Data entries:
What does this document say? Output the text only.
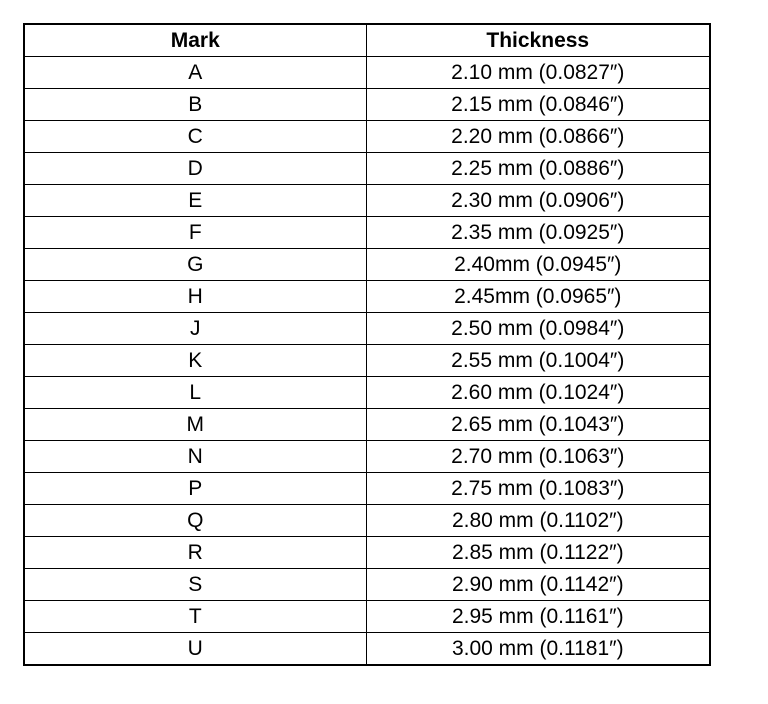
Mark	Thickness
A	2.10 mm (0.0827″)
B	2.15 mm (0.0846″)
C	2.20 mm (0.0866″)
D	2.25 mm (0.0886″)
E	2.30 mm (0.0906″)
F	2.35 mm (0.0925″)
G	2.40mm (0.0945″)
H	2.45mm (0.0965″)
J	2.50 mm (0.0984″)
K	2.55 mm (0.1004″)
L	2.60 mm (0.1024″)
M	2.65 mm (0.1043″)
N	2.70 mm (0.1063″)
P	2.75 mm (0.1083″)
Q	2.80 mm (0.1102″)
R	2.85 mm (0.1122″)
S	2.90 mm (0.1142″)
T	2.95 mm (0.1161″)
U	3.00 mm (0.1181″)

--

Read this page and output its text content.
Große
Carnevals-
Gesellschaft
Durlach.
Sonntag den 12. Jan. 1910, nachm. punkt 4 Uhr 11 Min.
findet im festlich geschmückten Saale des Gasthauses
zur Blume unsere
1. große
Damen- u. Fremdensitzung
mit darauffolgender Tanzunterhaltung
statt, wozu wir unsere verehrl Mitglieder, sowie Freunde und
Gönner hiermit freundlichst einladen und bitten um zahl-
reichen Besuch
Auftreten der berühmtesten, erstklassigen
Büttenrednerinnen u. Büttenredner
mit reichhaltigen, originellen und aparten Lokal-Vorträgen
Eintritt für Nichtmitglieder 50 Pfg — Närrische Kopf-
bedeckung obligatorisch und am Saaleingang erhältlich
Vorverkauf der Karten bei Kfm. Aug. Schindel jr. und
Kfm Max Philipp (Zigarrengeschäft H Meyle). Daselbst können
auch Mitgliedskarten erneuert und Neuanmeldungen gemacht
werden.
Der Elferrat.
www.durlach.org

---

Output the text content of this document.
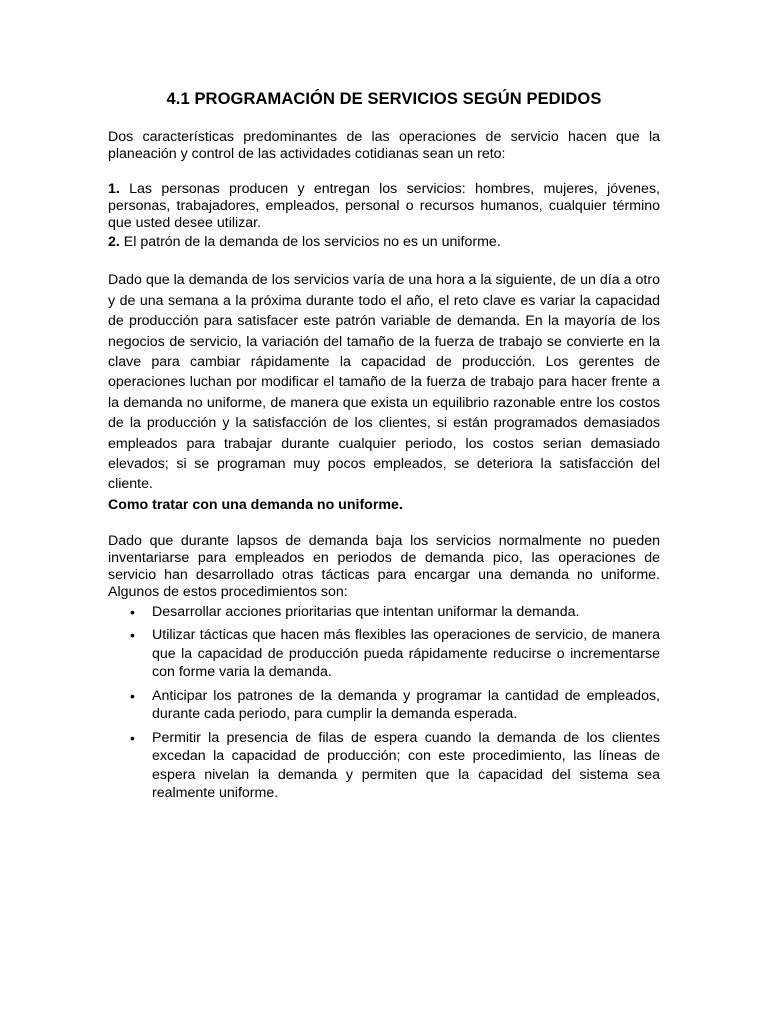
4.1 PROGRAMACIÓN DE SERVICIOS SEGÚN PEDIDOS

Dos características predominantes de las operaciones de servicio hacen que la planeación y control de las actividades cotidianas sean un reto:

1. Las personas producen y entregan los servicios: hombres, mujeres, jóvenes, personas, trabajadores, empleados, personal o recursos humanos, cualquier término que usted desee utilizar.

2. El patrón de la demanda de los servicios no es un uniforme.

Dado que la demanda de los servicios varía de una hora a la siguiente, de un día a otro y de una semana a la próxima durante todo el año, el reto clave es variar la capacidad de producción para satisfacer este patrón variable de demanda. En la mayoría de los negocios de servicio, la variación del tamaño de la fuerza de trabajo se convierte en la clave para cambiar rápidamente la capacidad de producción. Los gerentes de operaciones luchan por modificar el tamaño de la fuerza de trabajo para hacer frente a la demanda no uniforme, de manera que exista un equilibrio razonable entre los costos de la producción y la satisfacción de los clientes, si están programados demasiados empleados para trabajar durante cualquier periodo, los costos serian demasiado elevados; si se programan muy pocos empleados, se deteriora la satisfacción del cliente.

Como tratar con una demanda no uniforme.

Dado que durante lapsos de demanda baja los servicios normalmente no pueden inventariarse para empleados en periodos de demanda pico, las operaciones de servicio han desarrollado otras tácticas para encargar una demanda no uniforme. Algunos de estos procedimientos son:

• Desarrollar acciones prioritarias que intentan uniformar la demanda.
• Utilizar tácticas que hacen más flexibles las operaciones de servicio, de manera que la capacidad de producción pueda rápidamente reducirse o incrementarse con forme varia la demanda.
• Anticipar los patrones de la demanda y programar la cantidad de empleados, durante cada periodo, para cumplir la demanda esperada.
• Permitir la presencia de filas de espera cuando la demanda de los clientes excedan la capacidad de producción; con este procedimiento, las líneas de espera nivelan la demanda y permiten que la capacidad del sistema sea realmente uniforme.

▶ [Problem to solve] Identify each line containing the string "content" and copy it out.

▶ [Reply]
Read this page and output its text content.
Output the text content of this document.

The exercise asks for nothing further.